# [Dataset]
========================================================================

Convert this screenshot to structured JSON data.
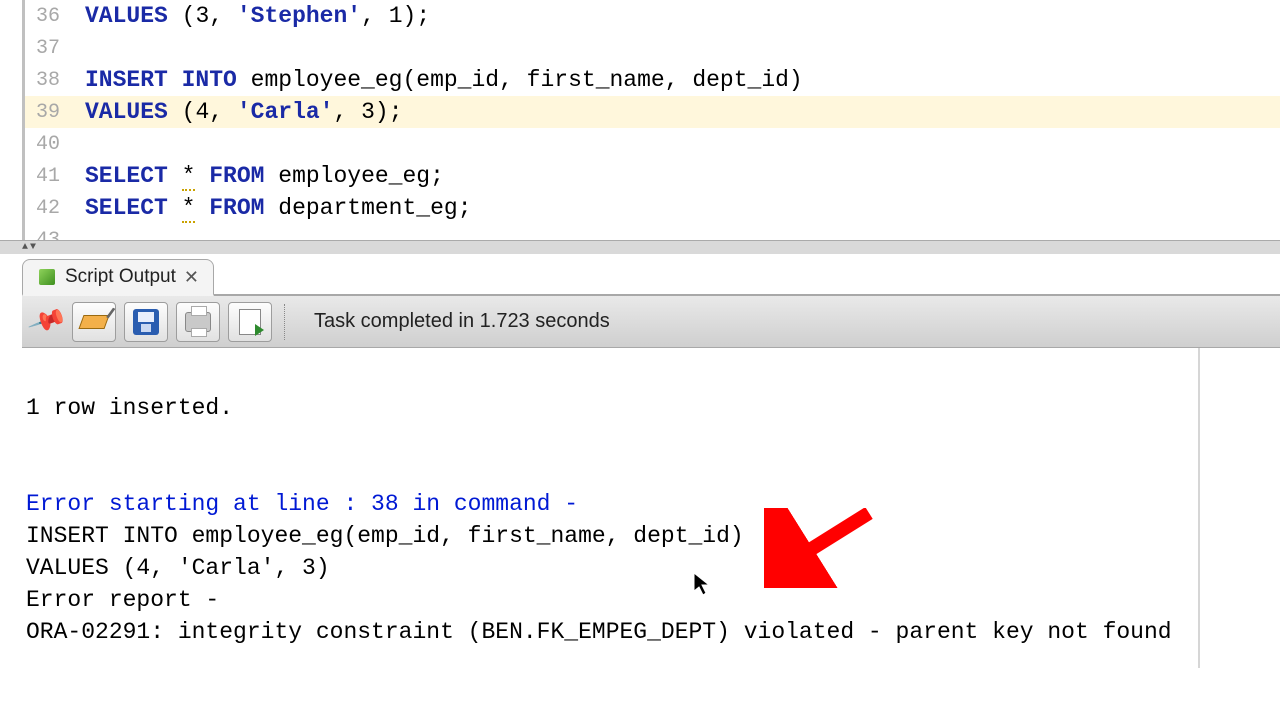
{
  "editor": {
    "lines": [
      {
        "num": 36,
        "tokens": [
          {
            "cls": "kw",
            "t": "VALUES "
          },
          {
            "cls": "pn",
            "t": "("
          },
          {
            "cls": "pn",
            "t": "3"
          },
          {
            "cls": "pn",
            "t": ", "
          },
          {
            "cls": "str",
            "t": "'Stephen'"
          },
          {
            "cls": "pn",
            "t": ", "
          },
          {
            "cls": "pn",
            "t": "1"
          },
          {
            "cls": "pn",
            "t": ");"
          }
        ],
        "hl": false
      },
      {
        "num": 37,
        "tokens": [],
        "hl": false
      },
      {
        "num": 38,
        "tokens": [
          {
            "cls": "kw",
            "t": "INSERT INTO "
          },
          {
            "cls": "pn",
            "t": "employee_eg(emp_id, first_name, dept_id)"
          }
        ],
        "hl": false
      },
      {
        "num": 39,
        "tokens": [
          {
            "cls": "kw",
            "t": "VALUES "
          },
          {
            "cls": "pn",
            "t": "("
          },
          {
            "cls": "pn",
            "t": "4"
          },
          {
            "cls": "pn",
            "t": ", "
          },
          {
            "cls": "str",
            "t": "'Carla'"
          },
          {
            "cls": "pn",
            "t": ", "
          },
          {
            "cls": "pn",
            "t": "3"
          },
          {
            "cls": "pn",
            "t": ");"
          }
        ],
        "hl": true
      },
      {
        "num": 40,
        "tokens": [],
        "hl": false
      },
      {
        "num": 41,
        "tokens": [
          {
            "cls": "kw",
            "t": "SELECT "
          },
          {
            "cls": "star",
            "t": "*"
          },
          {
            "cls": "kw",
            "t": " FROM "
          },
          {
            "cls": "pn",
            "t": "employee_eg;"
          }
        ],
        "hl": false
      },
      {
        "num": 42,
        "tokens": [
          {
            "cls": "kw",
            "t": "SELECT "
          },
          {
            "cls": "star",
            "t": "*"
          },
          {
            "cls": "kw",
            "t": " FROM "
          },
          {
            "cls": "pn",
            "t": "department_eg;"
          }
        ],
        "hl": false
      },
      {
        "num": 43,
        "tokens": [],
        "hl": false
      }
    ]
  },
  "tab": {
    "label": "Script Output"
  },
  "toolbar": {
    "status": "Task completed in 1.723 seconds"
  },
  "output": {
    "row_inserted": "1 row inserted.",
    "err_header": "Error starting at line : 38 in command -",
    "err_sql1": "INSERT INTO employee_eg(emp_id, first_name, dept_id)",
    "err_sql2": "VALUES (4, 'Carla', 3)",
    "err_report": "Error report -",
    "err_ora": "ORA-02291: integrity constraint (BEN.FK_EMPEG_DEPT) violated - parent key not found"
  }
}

========================================================================

From the data above, write out everything exactly except the pictures.

Convert this screenshot to structured JSON data.
{
  "editor": {
    "lines": [
      {
        "num": 36,
        "tokens": [
          {
            "cls": "kw",
            "t": "VALUES "
          },
          {
            "cls": "pn",
            "t": "("
          },
          {
            "cls": "pn",
            "t": "3"
          },
          {
            "cls": "pn",
            "t": ", "
          },
          {
            "cls": "str",
            "t": "'Stephen'"
          },
          {
            "cls": "pn",
            "t": ", "
          },
          {
            "cls": "pn",
            "t": "1"
          },
          {
            "cls": "pn",
            "t": ");"
          }
        ],
        "hl": false
      },
      {
        "num": 37,
        "tokens": [],
        "hl": false
      },
      {
        "num": 38,
        "tokens": [
          {
            "cls": "kw",
            "t": "INSERT INTO "
          },
          {
            "cls": "pn",
            "t": "employee_eg(emp_id, first_name, dept_id)"
          }
        ],
        "hl": false
      },
      {
        "num": 39,
        "tokens": [
          {
            "cls": "kw",
            "t": "VALUES "
          },
          {
            "cls": "pn",
            "t": "("
          },
          {
            "cls": "pn",
            "t": "4"
          },
          {
            "cls": "pn",
            "t": ", "
          },
          {
            "cls": "str",
            "t": "'Carla'"
          },
          {
            "cls": "pn",
            "t": ", "
          },
          {
            "cls": "pn",
            "t": "3"
          },
          {
            "cls": "pn",
            "t": ");"
          }
        ],
        "hl": true
      },
      {
        "num": 40,
        "tokens": [],
        "hl": false
      },
      {
        "num": 41,
        "tokens": [
          {
            "cls": "kw",
            "t": "SELECT "
          },
          {
            "cls": "star",
            "t": "*"
          },
          {
            "cls": "kw",
            "t": " FROM "
          },
          {
            "cls": "pn",
            "t": "employee_eg;"
          }
        ],
        "hl": false
      },
      {
        "num": 42,
        "tokens": [
          {
            "cls": "kw",
            "t": "SELECT "
          },
          {
            "cls": "star",
            "t": "*"
          },
          {
            "cls": "kw",
            "t": " FROM "
          },
          {
            "cls": "pn",
            "t": "department_eg;"
          }
        ],
        "hl": false
      },
      {
        "num": 43,
        "tokens": [],
        "hl": false
      }
    ]
  },
  "tab": {
    "label": "Script Output"
  },
  "toolbar": {
    "status": "Task completed in 1.723 seconds"
  },
  "output": {
    "row_inserted": "1 row inserted.",
    "err_header": "Error starting at line : 38 in command -",
    "err_sql1": "INSERT INTO employee_eg(emp_id, first_name, dept_id)",
    "err_sql2": "VALUES (4, 'Carla', 3)",
    "err_report": "Error report -",
    "err_ora": "ORA-02291: integrity constraint (BEN.FK_EMPEG_DEPT) violated - parent key not found"
  }
}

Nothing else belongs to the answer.